--- START OF DATA FOR THIS EXERCISE ---
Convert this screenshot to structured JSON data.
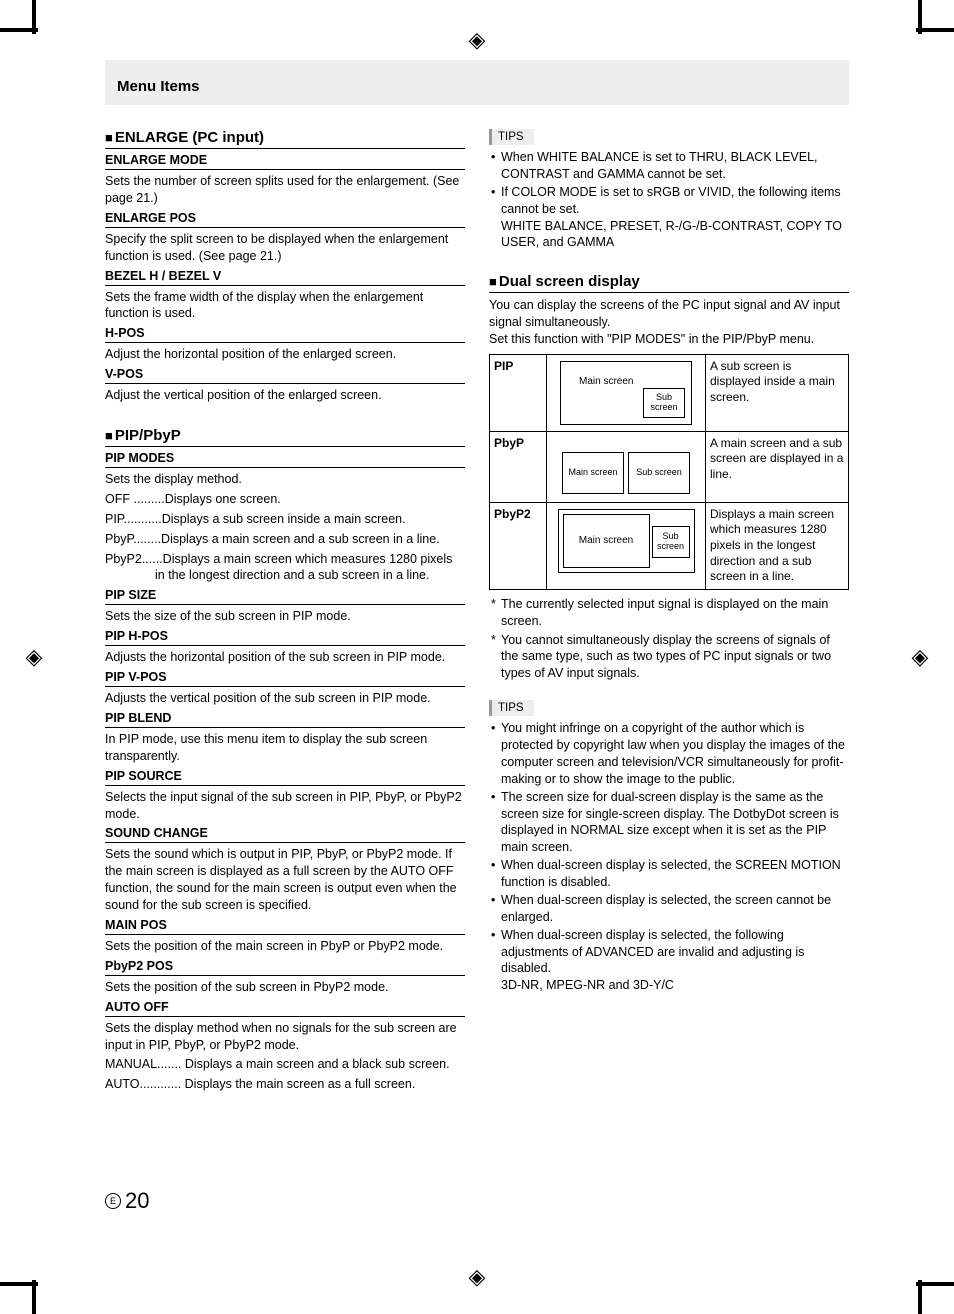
{
  "header": {
    "title": "Menu Items"
  },
  "left": {
    "enlarge": {
      "title": "ENLARGE (PC input)",
      "items": [
        {
          "name": "ENLARGE MODE",
          "desc": "Sets the number of screen splits used for the enlargement. (See page 21.)"
        },
        {
          "name": "ENLARGE POS",
          "desc": "Specify the split screen to be displayed when the enlargement function is used. (See page 21.)"
        },
        {
          "name": "BEZEL H / BEZEL V",
          "desc": "Sets the frame width of the display when the enlargement function is used."
        },
        {
          "name": "H-POS",
          "desc": "Adjust the horizontal position of the enlarged screen."
        },
        {
          "name": "V-POS",
          "desc": "Adjust the vertical position of the enlarged screen."
        }
      ]
    },
    "pip": {
      "title": "PIP/PbyP",
      "modes_title": "PIP MODES",
      "modes_intro": "Sets the display method.",
      "modes_lines": [
        "OFF .........Displays one screen.",
        "PIP...........Displays a sub screen inside a main screen.",
        "PbyP........Displays a main screen and a sub screen in a line.",
        "PbyP2......Displays a main screen which measures 1280 pixels in the longest direction and a sub screen in a line."
      ],
      "items": [
        {
          "name": "PIP SIZE",
          "desc": "Sets the size of the sub screen in PIP mode."
        },
        {
          "name": "PIP H-POS",
          "desc": "Adjusts the horizontal position of the sub screen in PIP mode."
        },
        {
          "name": "PIP V-POS",
          "desc": "Adjusts the vertical position of the sub screen in PIP mode."
        },
        {
          "name": "PIP BLEND",
          "desc": "In PIP mode, use this menu item to display the sub screen transparently."
        },
        {
          "name": "PIP SOURCE",
          "desc": "Selects the input signal of the sub screen in PIP, PbyP, or PbyP2 mode."
        },
        {
          "name": "SOUND CHANGE",
          "desc": "Sets the sound which is output in PIP, PbyP, or PbyP2 mode. If the main screen is displayed as a full screen by the AUTO OFF function, the sound for the main screen is output even when the sound for the sub screen is specified."
        },
        {
          "name": "MAIN POS",
          "desc": "Sets the position of the main screen in PbyP or PbyP2 mode."
        },
        {
          "name": "PbyP2 POS",
          "desc": "Sets the position of the sub screen in PbyP2 mode."
        }
      ],
      "autooff": {
        "name": "AUTO OFF",
        "desc": "Sets the display method when no signals for the sub screen are input in PIP, PbyP, or PbyP2 mode.",
        "lines": [
          "MANUAL....... Displays a main screen and a black sub screen.",
          "AUTO............ Displays the main screen as a full screen."
        ]
      }
    }
  },
  "right": {
    "tips1": {
      "label": "TIPS",
      "bullets": [
        "When WHITE BALANCE is set to THRU, BLACK LEVEL, CONTRAST and GAMMA cannot be set.",
        "If COLOR MODE is set to sRGB or VIVID, the following items cannot be set.\nWHITE BALANCE, PRESET, R-/G-/B-CONTRAST, COPY TO USER, and GAMMA"
      ]
    },
    "dual": {
      "title": "Dual screen display",
      "intro": "You can display the screens of the PC input signal and AV input signal simultaneously.\nSet this function with \"PIP MODES\" in the PIP/PbyP menu.",
      "table": [
        {
          "name": "PIP",
          "main": "Main screen",
          "sub": "Sub screen",
          "desc": "A sub screen is displayed inside a main screen."
        },
        {
          "name": "PbyP",
          "main": "Main screen",
          "sub": "Sub screen",
          "desc": "A main screen and a sub screen are displayed in a line."
        },
        {
          "name": "PbyP2",
          "main": "Main screen",
          "sub": "Sub screen",
          "desc": "Displays a main screen which measures 1280 pixels in the longest direction and a sub screen in a line."
        }
      ],
      "stars": [
        "The currently selected input signal is displayed on the main screen.",
        "You cannot simultaneously display the screens of signals of the same type, such as two types of PC input signals or two types of AV input signals."
      ]
    },
    "tips2": {
      "label": "TIPS",
      "bullets": [
        "You might infringe on a copyright of the author which is protected by copyright law when you display the images of the computer screen and television/VCR simultaneously for profit-making or to show the image to the public.",
        "The screen size for dual-screen display is the same as the screen size for single-screen display. The DotbyDot screen is displayed in NORMAL size except when it is set as the PIP main screen.",
        "When dual-screen display is selected, the SCREEN MOTION function is disabled.",
        "When dual-screen display is selected, the screen cannot be enlarged.",
        "When dual-screen display is selected, the following adjustments of ADVANCED are invalid and adjusting is disabled.\n3D-NR, MPEG-NR and 3D-Y/C"
      ]
    }
  },
  "footer": {
    "e": "E",
    "page": "20"
  }
}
--- END OF DATA FOR THIS EXERCISE ---
## [WHAT TO PRODUCE]
Your task is to collect every line above that contains the word "method".

## [SOLUTION FOR THIS TASK]
      "modes_intro": "Sets the display method.",
        "desc": "Sets the display method when no signals for the sub screen are input in PIP, PbyP, or PbyP2 mode.",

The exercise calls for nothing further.